== WORK TO DO ==
Gather each line containing the string "icon" from these entries.

______________________________

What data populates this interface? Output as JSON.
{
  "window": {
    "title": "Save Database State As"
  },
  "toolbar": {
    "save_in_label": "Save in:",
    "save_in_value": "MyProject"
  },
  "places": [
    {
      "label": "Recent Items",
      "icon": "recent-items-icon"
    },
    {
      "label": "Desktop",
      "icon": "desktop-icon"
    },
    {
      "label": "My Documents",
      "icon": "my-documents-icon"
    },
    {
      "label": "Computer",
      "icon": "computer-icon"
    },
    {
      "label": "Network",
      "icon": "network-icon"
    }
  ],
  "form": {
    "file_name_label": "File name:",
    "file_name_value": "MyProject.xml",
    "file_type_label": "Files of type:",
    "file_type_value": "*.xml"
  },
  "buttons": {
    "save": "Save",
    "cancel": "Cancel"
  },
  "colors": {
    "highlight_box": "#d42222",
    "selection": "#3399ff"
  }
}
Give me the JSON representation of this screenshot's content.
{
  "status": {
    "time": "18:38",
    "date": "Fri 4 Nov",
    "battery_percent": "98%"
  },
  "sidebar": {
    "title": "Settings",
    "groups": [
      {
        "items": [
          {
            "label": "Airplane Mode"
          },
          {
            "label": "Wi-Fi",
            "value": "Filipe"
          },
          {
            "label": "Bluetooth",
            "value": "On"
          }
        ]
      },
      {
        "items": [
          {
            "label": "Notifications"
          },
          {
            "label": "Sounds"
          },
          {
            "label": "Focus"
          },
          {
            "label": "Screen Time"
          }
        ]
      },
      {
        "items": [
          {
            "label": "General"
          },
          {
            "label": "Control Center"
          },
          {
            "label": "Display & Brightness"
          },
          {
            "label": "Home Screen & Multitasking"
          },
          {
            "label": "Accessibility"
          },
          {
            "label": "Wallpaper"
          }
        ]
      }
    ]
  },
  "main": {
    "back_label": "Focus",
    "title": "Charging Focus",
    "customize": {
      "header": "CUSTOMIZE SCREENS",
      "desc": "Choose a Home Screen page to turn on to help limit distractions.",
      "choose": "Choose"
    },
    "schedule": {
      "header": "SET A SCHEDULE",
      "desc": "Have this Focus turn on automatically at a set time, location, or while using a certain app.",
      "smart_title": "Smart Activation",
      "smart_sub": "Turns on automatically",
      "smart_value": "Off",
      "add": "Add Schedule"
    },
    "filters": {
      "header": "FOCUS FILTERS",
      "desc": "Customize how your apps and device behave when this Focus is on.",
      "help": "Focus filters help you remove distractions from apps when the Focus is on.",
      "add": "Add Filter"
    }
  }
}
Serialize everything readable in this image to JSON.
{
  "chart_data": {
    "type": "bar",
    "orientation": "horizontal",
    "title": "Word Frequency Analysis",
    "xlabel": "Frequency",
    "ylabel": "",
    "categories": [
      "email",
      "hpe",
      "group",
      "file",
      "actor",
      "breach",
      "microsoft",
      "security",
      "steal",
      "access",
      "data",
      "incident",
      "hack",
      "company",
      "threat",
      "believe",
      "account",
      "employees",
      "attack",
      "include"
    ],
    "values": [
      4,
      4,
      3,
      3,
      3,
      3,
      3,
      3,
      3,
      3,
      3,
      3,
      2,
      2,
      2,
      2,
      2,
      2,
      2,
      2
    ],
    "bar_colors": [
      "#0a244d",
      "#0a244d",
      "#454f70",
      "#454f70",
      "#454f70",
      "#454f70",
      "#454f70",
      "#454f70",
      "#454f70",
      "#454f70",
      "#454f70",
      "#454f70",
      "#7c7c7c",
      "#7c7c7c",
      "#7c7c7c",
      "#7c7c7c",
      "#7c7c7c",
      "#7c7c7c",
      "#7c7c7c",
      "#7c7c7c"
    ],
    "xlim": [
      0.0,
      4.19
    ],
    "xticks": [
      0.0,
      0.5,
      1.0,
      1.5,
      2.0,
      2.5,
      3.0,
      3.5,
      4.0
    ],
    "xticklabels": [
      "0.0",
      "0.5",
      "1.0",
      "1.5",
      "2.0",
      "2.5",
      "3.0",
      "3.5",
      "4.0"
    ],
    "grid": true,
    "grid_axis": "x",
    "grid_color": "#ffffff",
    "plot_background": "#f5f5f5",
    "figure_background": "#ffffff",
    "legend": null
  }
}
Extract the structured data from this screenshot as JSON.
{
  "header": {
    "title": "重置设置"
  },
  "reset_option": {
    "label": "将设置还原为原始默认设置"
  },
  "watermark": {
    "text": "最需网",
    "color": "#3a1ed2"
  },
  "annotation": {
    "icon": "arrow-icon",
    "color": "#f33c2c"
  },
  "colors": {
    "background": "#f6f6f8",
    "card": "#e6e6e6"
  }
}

______________________________

== RESULT BELOW ==
      "icon": "recent-items-icon"
      "icon": "desktop-icon"
      "icon": "my-documents-icon"
      "icon": "computer-icon"
      "icon": "network-icon"
    "icon": "arrow-icon",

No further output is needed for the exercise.